— What you should do —
Repeat all the records exactly, omitting pictures.
• • • • •
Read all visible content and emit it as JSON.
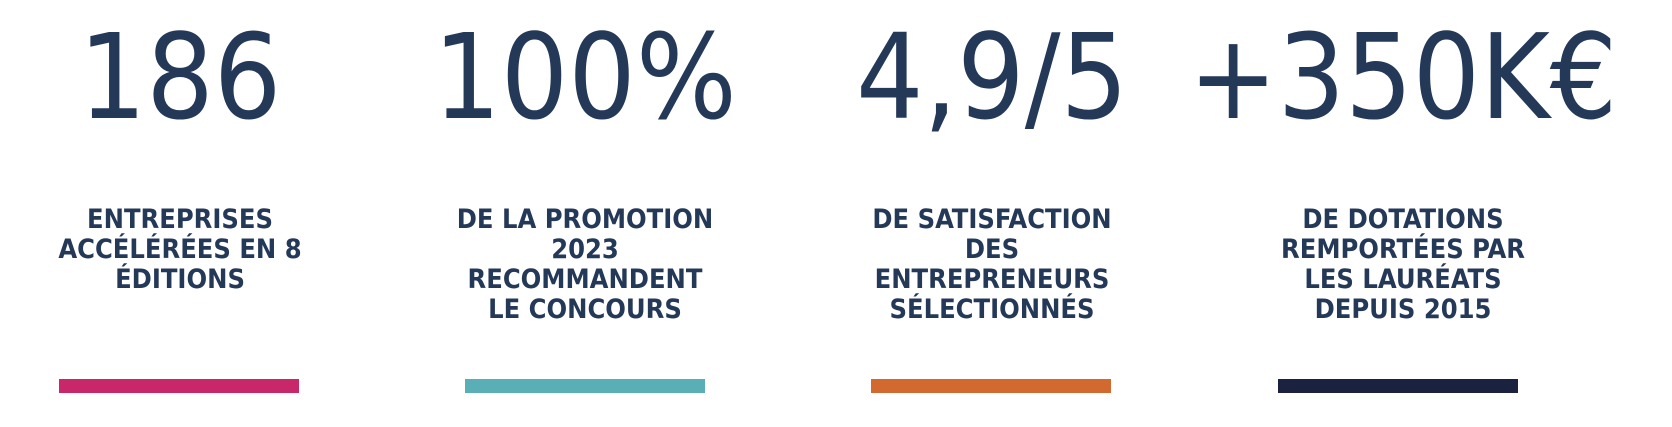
{
  "stats": [
    {
      "value": "186",
      "label": [
        "ENTREPRISES",
        "ACCÉLÉRÉES EN 8",
        "ÉDITIONS"
      ],
      "color": "#c8286a"
    },
    {
      "value": "100%",
      "label": [
        "DE LA PROMOTION",
        "2023",
        "RECOMMANDENT",
        "LE CONCOURS"
      ],
      "color": "#5aaeb5"
    },
    {
      "value": "4,9/5",
      "label": [
        "DE SATISFACTION",
        "DES",
        "ENTREPRENEURS",
        "SÉLECTIONNÉS"
      ],
      "color": "#d2692e"
    },
    {
      "value": "+350K€",
      "label": [
        "DE DOTATIONS",
        "REMPORTÉES PAR",
        "LES LAURÉATS",
        "DEPUIS 2015"
      ],
      "color": "#1b2240"
    }
  ]
}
• • • • •
— Final result —
Read all visible content and emit it as JSON.
{
  "stats": [
    {
      "value": "186",
      "label": [
        "ENTREPRISES",
        "ACCÉLÉRÉES EN 8",
        "ÉDITIONS"
      ],
      "color": "#c8286a"
    },
    {
      "value": "100%",
      "label": [
        "DE LA PROMOTION",
        "2023",
        "RECOMMANDENT",
        "LE CONCOURS"
      ],
      "color": "#5aaeb5"
    },
    {
      "value": "4,9/5",
      "label": [
        "DE SATISFACTION",
        "DES",
        "ENTREPRENEURS",
        "SÉLECTIONNÉS"
      ],
      "color": "#d2692e"
    },
    {
      "value": "+350K€",
      "label": [
        "DE DOTATIONS",
        "REMPORTÉES PAR",
        "LES LAURÉATS",
        "DEPUIS 2015"
      ],
      "color": "#1b2240"
    }
  ]
}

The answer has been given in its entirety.